** begin Data provided **

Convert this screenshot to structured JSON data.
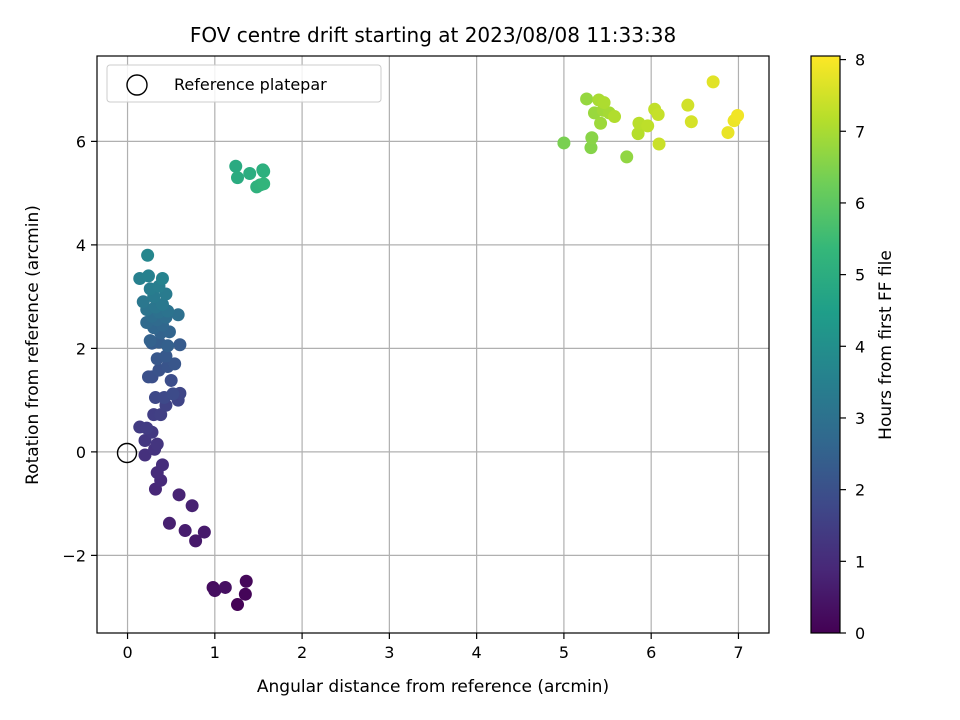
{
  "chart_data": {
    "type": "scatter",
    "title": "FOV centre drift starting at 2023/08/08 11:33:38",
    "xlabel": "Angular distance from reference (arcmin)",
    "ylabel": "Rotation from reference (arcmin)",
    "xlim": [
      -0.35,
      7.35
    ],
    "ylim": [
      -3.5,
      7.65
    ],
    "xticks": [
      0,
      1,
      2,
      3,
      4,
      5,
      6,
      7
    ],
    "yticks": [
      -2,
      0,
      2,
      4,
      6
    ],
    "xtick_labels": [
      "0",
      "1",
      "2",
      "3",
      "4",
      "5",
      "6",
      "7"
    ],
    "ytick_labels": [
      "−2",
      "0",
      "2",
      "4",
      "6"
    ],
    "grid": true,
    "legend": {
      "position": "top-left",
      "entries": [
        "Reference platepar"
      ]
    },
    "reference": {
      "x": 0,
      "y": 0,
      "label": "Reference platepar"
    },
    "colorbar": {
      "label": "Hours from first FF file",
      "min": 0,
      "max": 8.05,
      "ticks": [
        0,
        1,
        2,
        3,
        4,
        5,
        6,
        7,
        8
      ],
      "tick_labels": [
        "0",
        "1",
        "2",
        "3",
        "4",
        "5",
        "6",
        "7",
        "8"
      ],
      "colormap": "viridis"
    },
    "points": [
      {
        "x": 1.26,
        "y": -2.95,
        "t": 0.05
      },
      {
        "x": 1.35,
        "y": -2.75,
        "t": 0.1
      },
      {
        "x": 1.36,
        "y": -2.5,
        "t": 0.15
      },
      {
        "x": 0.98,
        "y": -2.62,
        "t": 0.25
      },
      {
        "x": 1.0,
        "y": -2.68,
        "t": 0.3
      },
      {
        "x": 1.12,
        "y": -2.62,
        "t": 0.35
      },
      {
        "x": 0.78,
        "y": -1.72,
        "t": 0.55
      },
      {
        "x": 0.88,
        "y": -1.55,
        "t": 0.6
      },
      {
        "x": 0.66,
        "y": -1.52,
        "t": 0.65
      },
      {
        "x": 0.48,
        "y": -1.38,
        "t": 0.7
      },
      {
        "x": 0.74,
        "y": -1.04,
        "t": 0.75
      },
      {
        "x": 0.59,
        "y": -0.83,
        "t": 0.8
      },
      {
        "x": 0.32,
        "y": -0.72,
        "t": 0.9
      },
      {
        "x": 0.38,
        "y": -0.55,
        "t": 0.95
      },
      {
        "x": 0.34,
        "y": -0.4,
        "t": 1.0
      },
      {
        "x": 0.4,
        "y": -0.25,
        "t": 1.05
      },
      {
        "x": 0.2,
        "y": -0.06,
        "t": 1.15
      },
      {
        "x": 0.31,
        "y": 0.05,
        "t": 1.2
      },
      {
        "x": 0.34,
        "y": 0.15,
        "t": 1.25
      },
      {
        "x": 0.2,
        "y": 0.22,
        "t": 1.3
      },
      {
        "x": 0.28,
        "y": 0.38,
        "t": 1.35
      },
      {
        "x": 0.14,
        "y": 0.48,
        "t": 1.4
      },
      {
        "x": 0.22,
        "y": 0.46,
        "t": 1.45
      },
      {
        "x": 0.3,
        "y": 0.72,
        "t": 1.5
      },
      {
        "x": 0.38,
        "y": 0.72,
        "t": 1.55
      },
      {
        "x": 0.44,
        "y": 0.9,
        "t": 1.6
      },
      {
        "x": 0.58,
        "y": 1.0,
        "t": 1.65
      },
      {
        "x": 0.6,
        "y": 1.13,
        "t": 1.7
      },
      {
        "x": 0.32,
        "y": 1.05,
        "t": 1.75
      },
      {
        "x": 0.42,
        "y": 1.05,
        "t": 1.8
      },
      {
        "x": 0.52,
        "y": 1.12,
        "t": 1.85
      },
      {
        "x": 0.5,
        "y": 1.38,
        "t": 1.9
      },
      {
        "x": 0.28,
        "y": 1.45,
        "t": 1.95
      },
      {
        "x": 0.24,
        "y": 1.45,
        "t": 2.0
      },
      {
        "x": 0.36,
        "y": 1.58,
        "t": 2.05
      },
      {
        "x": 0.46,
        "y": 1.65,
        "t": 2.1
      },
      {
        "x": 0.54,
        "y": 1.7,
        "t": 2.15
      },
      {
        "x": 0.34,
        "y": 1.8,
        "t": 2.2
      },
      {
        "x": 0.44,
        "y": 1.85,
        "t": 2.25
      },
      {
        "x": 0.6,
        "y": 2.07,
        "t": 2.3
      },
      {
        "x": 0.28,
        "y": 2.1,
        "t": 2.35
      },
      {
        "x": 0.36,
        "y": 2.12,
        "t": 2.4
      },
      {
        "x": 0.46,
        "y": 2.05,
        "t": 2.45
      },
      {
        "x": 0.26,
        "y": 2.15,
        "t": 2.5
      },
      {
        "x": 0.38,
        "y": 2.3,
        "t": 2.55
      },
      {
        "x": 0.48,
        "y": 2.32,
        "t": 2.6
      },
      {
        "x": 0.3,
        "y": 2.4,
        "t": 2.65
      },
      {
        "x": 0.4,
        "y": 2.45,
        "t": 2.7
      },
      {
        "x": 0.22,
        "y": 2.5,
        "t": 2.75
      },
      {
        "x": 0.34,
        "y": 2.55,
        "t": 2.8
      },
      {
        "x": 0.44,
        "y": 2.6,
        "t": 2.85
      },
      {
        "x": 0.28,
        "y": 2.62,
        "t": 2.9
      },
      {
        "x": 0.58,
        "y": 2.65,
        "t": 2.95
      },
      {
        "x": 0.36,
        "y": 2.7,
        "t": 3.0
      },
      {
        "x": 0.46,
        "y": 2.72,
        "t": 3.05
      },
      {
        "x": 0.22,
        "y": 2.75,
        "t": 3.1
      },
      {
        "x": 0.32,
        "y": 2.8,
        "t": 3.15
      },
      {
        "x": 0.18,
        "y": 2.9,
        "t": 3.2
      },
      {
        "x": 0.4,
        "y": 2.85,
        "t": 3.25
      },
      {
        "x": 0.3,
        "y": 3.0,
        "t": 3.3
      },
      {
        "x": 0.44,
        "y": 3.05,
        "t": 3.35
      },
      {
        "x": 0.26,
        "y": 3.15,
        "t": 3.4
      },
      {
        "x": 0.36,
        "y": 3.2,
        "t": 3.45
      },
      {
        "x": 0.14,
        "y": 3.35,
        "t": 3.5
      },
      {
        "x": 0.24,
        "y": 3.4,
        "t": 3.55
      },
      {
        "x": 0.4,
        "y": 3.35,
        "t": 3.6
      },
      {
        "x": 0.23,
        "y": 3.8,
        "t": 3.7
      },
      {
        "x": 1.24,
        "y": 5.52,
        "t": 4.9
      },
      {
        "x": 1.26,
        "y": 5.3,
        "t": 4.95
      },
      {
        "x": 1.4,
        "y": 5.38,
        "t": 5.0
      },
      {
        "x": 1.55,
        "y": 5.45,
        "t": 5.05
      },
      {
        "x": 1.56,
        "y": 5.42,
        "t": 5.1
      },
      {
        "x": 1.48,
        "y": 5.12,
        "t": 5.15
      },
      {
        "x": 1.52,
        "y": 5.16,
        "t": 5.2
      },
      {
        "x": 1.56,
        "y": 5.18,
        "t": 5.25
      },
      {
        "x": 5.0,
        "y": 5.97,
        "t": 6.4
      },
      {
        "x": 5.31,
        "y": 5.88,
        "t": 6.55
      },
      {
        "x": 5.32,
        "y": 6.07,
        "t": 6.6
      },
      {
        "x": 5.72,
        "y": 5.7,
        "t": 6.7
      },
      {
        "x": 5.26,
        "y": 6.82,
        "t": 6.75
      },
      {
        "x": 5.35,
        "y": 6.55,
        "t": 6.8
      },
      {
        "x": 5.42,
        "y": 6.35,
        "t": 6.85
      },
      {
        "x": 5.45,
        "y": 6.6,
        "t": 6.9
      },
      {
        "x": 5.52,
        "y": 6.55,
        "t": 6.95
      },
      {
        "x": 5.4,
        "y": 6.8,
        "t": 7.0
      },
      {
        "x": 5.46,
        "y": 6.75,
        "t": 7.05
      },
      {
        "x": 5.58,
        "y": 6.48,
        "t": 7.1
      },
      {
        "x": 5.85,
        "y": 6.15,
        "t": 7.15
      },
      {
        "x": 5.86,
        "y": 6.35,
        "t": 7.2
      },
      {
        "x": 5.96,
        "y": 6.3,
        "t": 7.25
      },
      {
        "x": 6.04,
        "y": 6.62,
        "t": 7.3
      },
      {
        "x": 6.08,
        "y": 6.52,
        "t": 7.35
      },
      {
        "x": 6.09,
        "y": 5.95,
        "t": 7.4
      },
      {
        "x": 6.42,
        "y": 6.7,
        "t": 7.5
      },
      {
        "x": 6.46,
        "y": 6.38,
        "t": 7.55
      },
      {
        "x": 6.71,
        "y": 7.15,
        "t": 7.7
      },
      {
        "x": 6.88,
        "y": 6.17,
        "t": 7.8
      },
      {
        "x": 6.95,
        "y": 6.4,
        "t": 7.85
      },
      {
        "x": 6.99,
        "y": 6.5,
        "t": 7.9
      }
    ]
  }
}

** end Data provided **

> _Task instructions_:
Pick out each line containing the string "from" and copy it.

> _Answer for this exercise_:
    "xlabel": "Angular distance from reference (arcmin)",
    "ylabel": "Rotation from reference (arcmin)",
      "label": "Hours from first FF file",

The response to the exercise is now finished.